[Rows from a figure dataset]
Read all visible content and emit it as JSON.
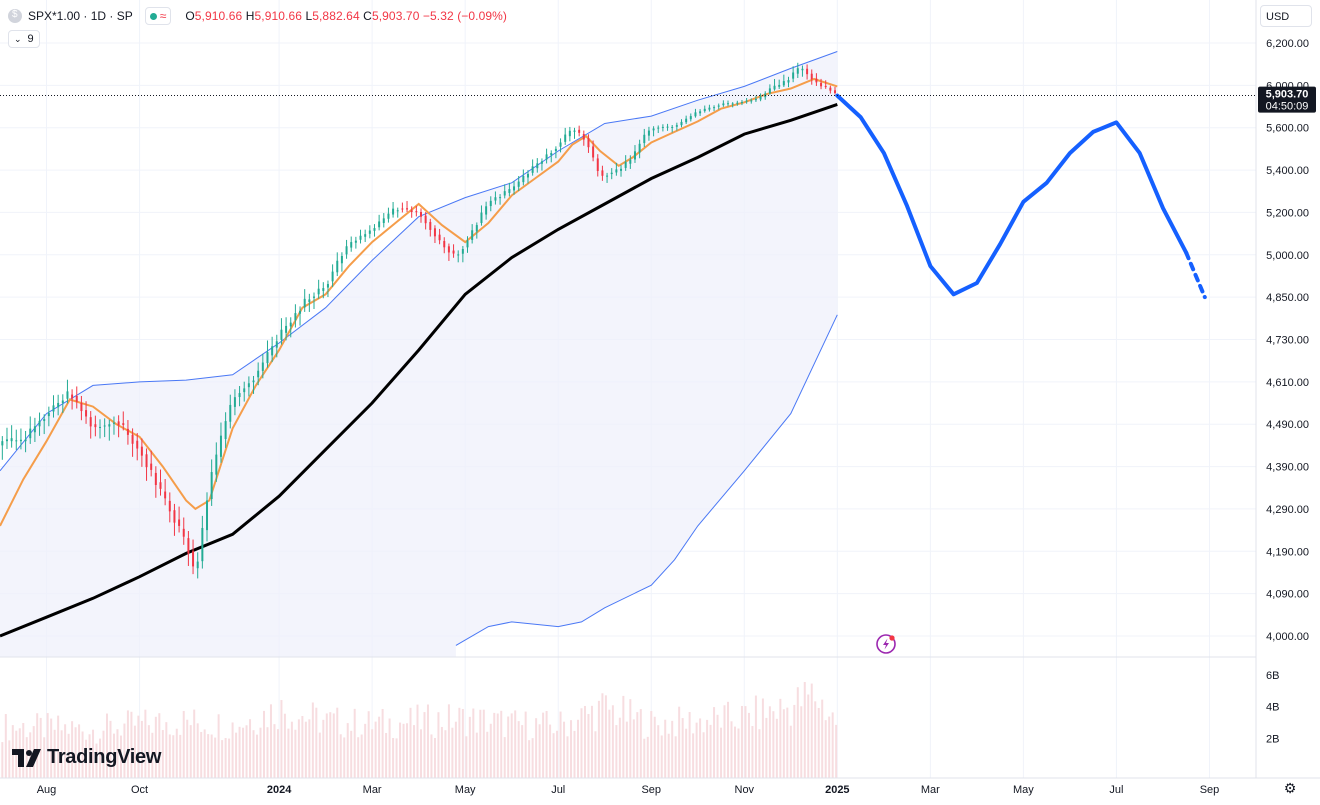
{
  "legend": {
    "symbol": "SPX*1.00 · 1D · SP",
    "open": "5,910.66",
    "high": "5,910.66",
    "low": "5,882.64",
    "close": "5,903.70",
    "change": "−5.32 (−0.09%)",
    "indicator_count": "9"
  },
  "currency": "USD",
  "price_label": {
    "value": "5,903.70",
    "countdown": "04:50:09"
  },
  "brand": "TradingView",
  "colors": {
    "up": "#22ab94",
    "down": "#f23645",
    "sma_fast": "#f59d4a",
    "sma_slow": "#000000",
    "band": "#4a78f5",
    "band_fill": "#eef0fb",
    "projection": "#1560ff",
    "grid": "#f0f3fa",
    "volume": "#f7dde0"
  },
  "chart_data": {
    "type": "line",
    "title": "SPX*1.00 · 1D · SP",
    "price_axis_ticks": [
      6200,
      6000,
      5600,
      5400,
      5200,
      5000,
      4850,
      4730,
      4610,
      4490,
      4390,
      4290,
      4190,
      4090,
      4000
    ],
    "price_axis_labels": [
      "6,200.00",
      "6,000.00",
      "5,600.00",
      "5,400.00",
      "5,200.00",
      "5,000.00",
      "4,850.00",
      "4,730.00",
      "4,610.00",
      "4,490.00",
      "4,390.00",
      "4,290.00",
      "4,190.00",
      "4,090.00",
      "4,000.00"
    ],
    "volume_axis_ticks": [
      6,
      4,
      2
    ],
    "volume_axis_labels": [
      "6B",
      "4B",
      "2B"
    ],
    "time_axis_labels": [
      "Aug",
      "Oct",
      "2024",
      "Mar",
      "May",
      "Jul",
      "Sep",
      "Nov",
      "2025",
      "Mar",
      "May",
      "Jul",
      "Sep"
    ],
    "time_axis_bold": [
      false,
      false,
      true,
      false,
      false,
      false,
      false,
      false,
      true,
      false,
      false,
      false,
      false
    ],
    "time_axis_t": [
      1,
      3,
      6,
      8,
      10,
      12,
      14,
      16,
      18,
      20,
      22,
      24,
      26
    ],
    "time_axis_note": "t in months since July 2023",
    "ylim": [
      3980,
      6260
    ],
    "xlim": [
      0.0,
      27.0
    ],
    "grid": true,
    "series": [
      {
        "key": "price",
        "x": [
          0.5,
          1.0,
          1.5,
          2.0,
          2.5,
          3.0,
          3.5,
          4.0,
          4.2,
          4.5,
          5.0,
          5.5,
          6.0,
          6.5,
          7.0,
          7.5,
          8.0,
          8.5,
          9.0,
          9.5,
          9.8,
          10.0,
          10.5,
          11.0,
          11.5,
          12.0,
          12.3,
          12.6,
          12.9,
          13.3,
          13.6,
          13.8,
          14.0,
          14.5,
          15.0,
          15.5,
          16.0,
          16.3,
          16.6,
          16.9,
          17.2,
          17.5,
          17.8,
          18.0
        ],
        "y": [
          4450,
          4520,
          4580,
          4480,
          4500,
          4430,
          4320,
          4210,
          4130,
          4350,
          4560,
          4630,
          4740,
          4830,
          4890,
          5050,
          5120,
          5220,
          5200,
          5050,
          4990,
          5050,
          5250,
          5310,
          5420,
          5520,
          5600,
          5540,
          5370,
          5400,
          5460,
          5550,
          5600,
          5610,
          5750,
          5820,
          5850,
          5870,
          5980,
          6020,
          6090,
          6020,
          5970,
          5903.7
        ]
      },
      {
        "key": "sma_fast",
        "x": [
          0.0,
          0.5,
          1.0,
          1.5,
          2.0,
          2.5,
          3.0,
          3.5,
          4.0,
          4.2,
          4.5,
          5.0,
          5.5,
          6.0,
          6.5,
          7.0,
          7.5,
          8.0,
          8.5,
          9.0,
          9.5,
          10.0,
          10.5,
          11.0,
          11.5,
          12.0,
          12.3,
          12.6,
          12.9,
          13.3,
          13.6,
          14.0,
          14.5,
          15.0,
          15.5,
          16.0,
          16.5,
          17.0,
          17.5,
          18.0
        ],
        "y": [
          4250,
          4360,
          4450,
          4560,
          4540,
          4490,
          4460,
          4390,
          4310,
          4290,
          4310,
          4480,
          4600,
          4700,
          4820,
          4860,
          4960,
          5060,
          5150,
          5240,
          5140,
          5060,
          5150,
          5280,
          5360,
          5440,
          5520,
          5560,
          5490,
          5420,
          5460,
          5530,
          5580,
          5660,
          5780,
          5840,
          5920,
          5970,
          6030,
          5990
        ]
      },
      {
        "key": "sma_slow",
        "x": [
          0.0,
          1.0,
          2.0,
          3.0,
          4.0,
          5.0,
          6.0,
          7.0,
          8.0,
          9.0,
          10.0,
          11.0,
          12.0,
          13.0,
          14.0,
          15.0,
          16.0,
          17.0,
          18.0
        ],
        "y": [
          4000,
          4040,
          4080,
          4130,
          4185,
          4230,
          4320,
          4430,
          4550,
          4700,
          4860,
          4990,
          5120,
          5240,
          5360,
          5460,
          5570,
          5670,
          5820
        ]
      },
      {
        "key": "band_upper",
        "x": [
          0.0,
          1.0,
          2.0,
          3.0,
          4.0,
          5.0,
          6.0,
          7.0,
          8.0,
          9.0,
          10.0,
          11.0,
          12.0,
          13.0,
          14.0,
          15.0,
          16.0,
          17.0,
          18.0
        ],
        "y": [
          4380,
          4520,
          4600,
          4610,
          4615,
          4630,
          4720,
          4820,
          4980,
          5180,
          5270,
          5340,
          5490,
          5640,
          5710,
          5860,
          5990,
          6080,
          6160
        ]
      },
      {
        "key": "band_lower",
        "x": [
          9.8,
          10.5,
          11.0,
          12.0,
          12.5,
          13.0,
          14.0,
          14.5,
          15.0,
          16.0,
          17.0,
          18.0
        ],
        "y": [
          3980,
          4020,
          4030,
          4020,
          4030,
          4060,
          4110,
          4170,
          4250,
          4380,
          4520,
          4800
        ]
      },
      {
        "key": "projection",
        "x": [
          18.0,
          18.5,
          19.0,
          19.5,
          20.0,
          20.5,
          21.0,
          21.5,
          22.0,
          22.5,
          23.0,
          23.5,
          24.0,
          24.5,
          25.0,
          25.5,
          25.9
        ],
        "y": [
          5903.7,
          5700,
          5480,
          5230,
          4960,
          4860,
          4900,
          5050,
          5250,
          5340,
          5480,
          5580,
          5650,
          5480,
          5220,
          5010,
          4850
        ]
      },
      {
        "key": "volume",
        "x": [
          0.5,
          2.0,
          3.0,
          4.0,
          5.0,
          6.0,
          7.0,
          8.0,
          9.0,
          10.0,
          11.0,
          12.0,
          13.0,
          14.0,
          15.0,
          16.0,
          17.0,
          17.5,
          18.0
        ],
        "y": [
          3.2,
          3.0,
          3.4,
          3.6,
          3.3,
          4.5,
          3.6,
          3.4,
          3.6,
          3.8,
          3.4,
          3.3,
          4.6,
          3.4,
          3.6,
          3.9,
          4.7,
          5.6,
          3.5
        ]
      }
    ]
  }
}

---

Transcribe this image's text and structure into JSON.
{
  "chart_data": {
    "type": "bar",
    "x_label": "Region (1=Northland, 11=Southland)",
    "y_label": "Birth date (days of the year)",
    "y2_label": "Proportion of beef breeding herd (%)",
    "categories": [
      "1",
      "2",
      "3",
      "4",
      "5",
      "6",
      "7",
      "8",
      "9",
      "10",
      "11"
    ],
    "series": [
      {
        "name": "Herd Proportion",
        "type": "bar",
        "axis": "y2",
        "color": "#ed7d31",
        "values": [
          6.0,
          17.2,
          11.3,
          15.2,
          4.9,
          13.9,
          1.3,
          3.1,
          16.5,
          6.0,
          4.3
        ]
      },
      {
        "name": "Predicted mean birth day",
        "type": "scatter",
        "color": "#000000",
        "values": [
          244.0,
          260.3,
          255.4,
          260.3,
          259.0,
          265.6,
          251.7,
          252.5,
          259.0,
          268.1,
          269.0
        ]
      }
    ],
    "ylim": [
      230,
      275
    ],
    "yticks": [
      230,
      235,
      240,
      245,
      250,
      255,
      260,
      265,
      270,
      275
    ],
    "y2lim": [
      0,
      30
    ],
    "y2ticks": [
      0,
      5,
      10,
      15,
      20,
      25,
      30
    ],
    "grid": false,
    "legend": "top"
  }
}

__Given request__. Say how many lines hold the word "JSON", giving the number and nothing else.

__Task solution__. 2